>> begin
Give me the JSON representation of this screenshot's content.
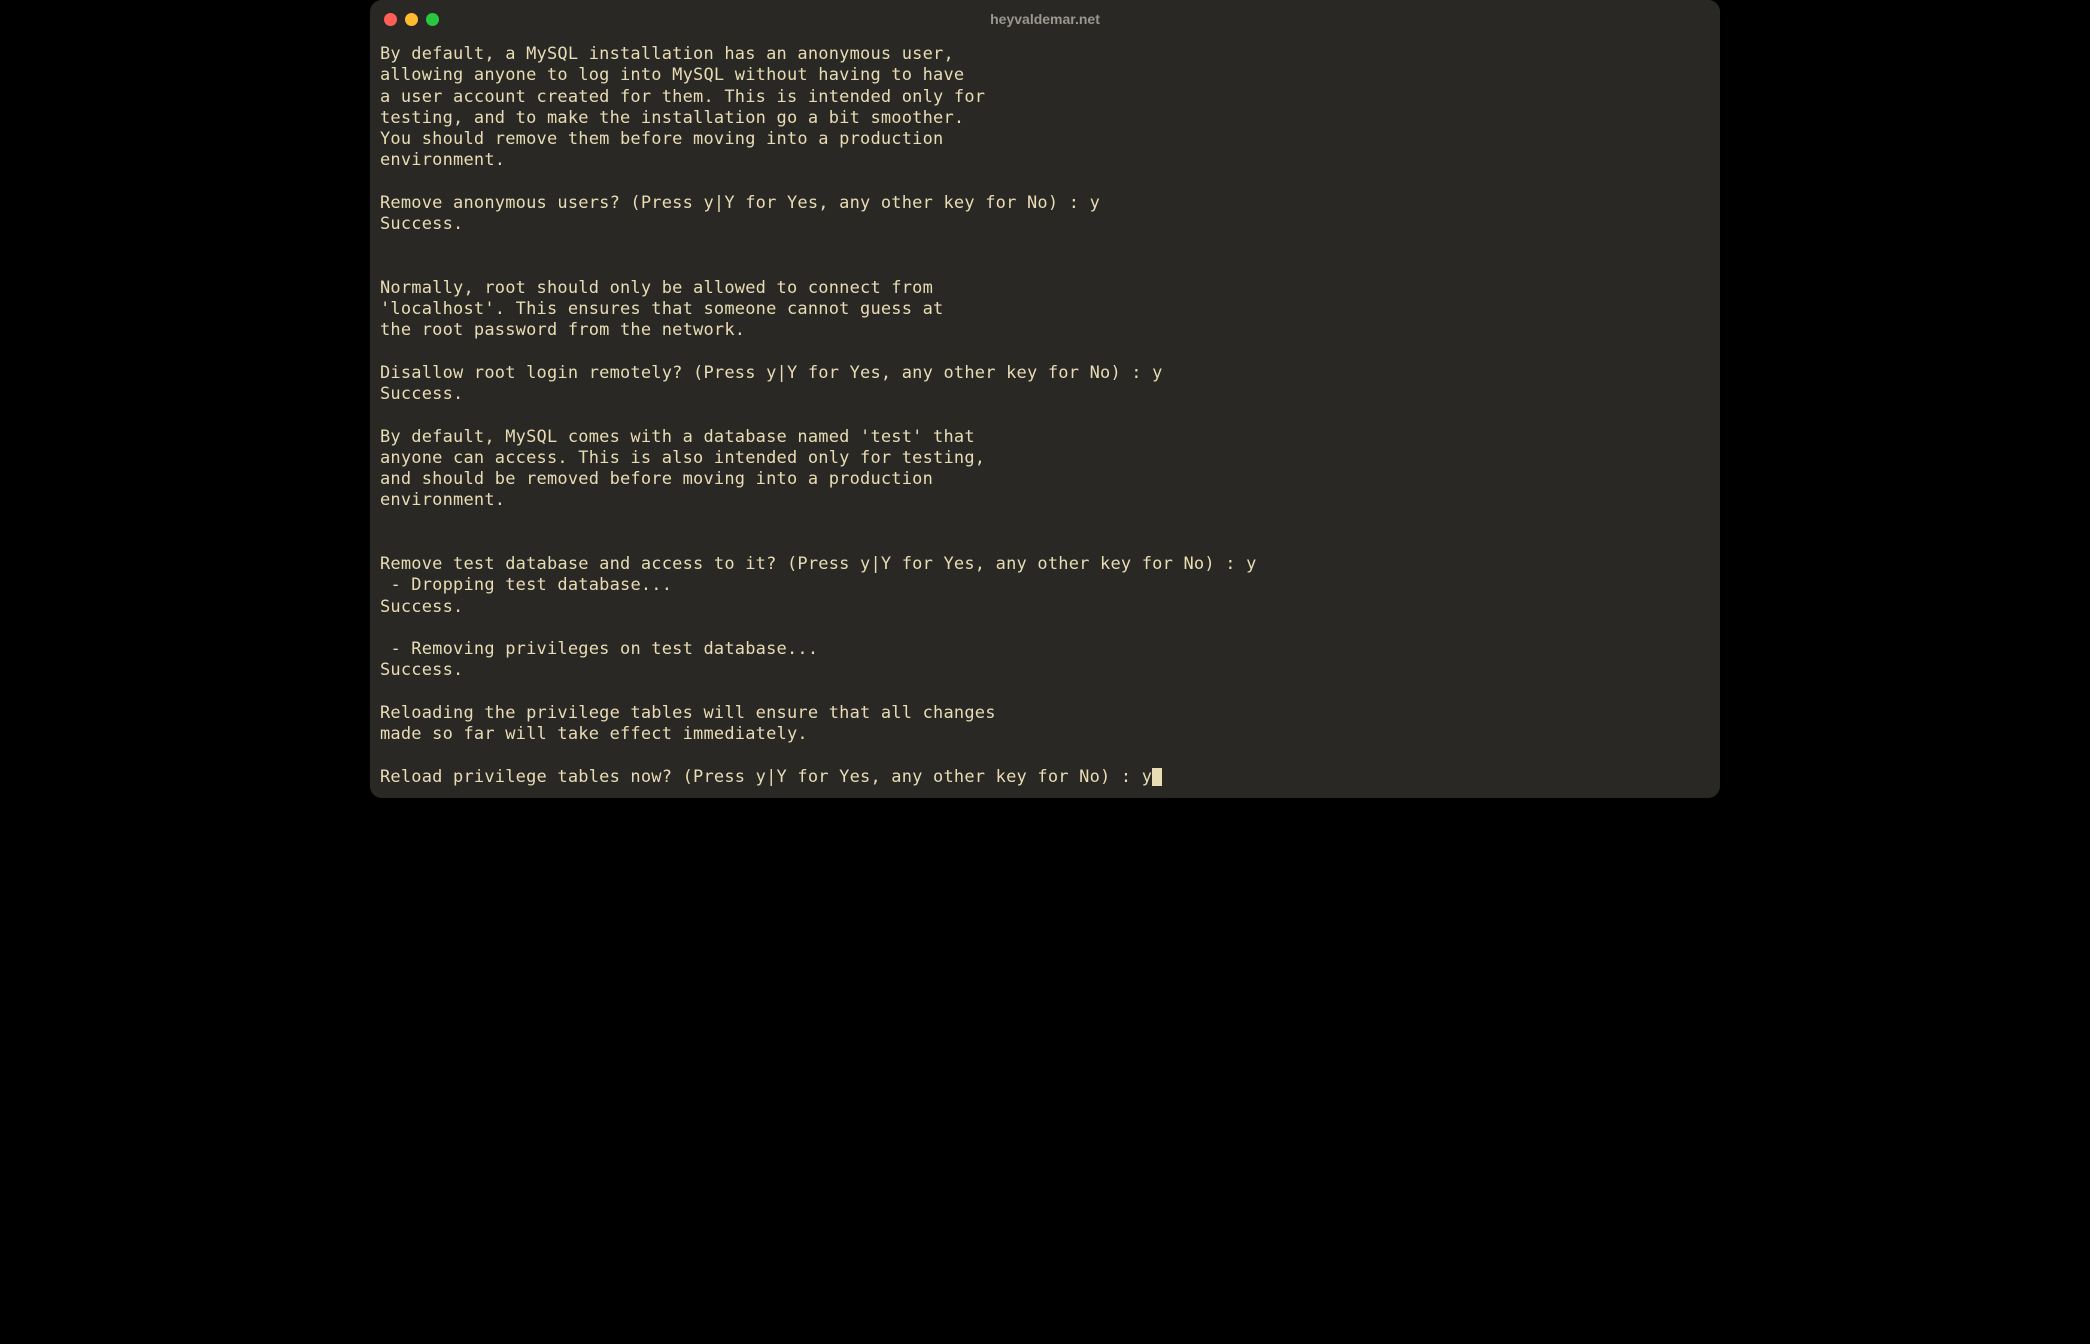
{
  "window": {
    "title": "heyvaldemar.net"
  },
  "terminal": {
    "lines": [
      "By default, a MySQL installation has an anonymous user,",
      "allowing anyone to log into MySQL without having to have",
      "a user account created for them. This is intended only for",
      "testing, and to make the installation go a bit smoother.",
      "You should remove them before moving into a production",
      "environment.",
      "",
      "Remove anonymous users? (Press y|Y for Yes, any other key for No) : y",
      "Success.",
      "",
      "",
      "Normally, root should only be allowed to connect from",
      "'localhost'. This ensures that someone cannot guess at",
      "the root password from the network.",
      "",
      "Disallow root login remotely? (Press y|Y for Yes, any other key for No) : y",
      "Success.",
      "",
      "By default, MySQL comes with a database named 'test' that",
      "anyone can access. This is also intended only for testing,",
      "and should be removed before moving into a production",
      "environment.",
      "",
      "",
      "Remove test database and access to it? (Press y|Y for Yes, any other key for No) : y",
      " - Dropping test database...",
      "Success.",
      "",
      " - Removing privileges on test database...",
      "Success.",
      "",
      "Reloading the privilege tables will ensure that all changes",
      "made so far will take effect immediately.",
      "",
      "Reload privilege tables now? (Press y|Y for Yes, any other key for No) : y"
    ]
  }
}
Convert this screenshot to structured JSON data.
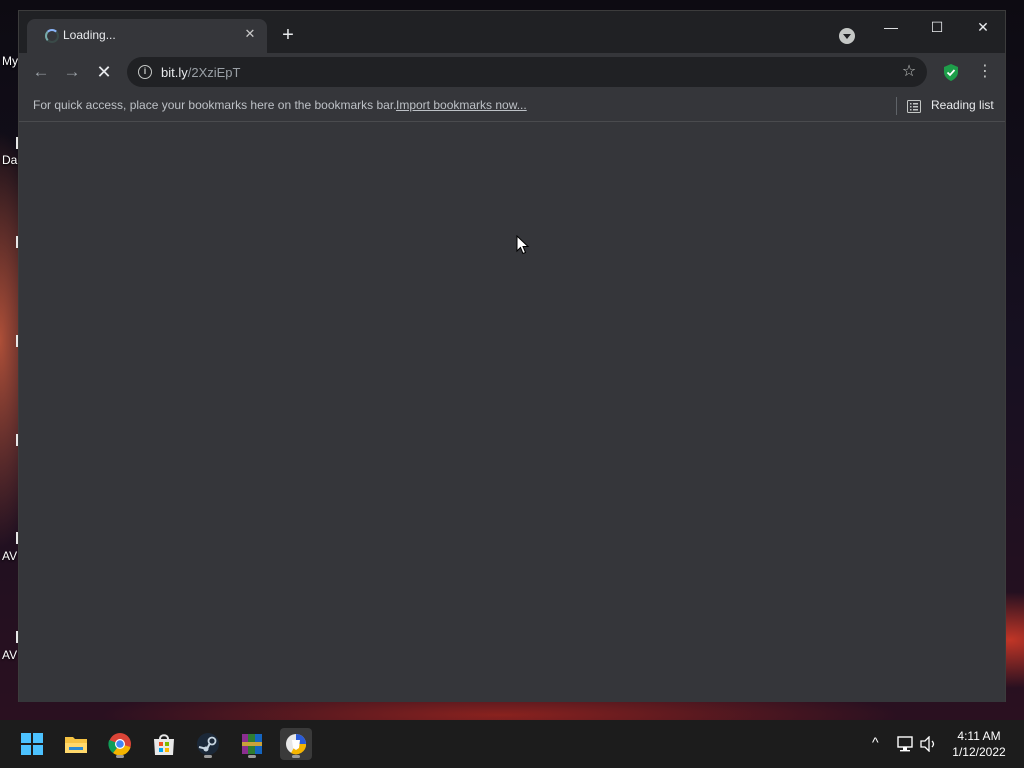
{
  "desktop": {
    "icon_labels": [
      "My",
      "Da",
      "AV",
      "AV"
    ]
  },
  "browser": {
    "tab": {
      "title": "Loading...",
      "close_glyph": "✕"
    },
    "new_tab_glyph": "+",
    "window_controls": {
      "minimize_glyph": "—",
      "maximize_glyph": "☐",
      "close_glyph": "✕"
    },
    "toolbar": {
      "back_glyph": "←",
      "forward_glyph": "→",
      "stop_glyph": "✕",
      "url_host": "bit.ly",
      "url_path": "/2XziEpT",
      "star_glyph": "☆",
      "menu_glyph": "⋮",
      "extension_color": "#1e9e4a"
    },
    "bookmarks_bar": {
      "prompt": "For quick access, place your bookmarks here on the bookmarks bar.",
      "import_link": "Import bookmarks now...",
      "reading_list": "Reading list"
    }
  },
  "taskbar": {
    "apps": [
      "start-icon",
      "file-explorer-icon",
      "chrome-icon",
      "microsoft-store-icon",
      "steam-icon",
      "winrar-icon",
      "avg-browser-icon"
    ],
    "clock": {
      "time": "4:11 AM",
      "date": "1/12/2022"
    },
    "tray": {
      "overflow_glyph": "^"
    }
  }
}
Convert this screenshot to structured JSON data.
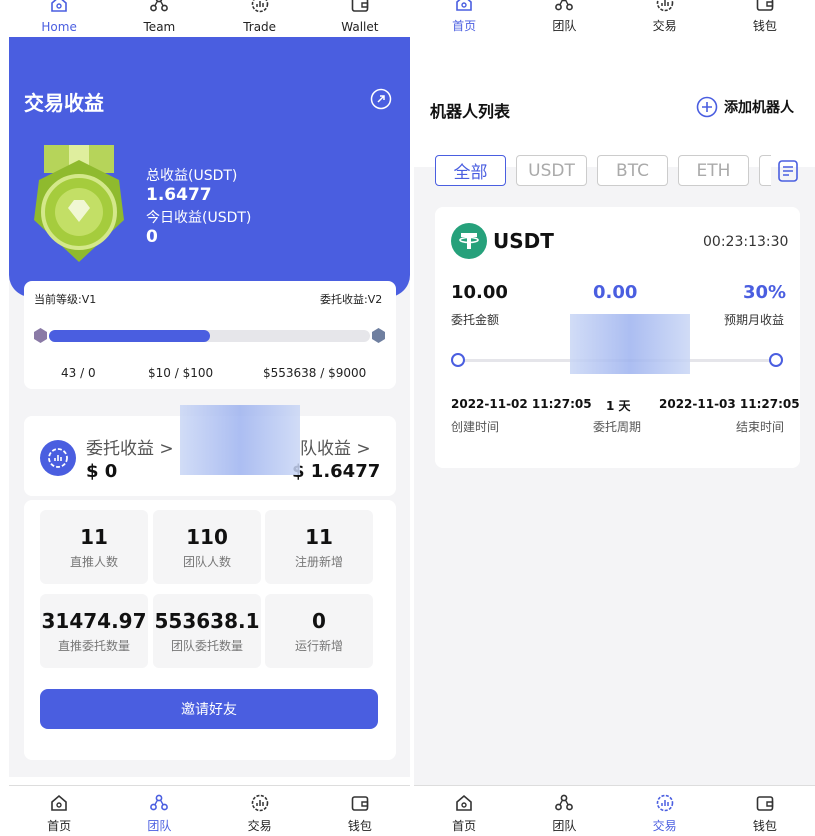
>> end
▶ Exercise: Make an exact copy of the data above, pictures excluded.

▶ Correct answer:
Give me the JSON representation of this screenshot's content.
{
  "window": {
    "title": "heyvaldemar.net"
  },
  "terminal": {
    "lines": [
      "By default, a MySQL installation has an anonymous user,",
      "allowing anyone to log into MySQL without having to have",
      "a user account created for them. This is intended only for",
      "testing, and to make the installation go a bit smoother.",
      "You should remove them before moving into a production",
      "environment.",
      "",
      "Remove anonymous users? (Press y|Y for Yes, any other key for No) : y",
      "Success.",
      "",
      "",
      "Normally, root should only be allowed to connect from",
      "'localhost'. This ensures that someone cannot guess at",
      "the root password from the network.",
      "",
      "Disallow root login remotely? (Press y|Y for Yes, any other key for No) : y",
      "Success.",
      "",
      "By default, MySQL comes with a database named 'test' that",
      "anyone can access. This is also intended only for testing,",
      "and should be removed before moving into a production",
      "environment.",
      "",
      "",
      "Remove test database and access to it? (Press y|Y for Yes, any other key for No) : y",
      " - Dropping test database...",
      "Success.",
      "",
      " - Removing privileges on test database...",
      "Success.",
      "",
      "Reloading the privilege tables will ensure that all changes",
      "made so far will take effect immediately.",
      "",
      "Reload privilege tables now? (Press y|Y for Yes, any other key for No) : y"
    ]
  }
}
Convert this screenshot to structured JSON data.
{
  "desktop": {
    "icon_labels": [
      "My",
      "Da",
      "AV",
      "AV"
    ]
  },
  "browser": {
    "tab": {
      "title": "Loading...",
      "close_glyph": "✕"
    },
    "new_tab_glyph": "+",
    "window_controls": {
      "minimize_glyph": "—",
      "maximize_glyph": "☐",
      "close_glyph": "✕"
    },
    "toolbar": {
      "back_glyph": "←",
      "forward_glyph": "→",
      "stop_glyph": "✕",
      "url_host": "bit.ly",
      "url_path": "/2XziEpT",
      "star_glyph": "☆",
      "menu_glyph": "⋮",
      "extension_color": "#1e9e4a"
    },
    "bookmarks_bar": {
      "prompt": "For quick access, place your bookmarks here on the bookmarks bar.",
      "import_link": "Import bookmarks now...",
      "reading_list": "Reading list"
    }
  },
  "taskbar": {
    "apps": [
      "start-icon",
      "file-explorer-icon",
      "chrome-icon",
      "microsoft-store-icon",
      "steam-icon",
      "winrar-icon",
      "avg-browser-icon"
    ],
    "clock": {
      "time": "4:11 AM",
      "date": "1/12/2022"
    },
    "tray": {
      "overflow_glyph": "^"
    }
  }
}
Convert this screenshot to structured JSON data.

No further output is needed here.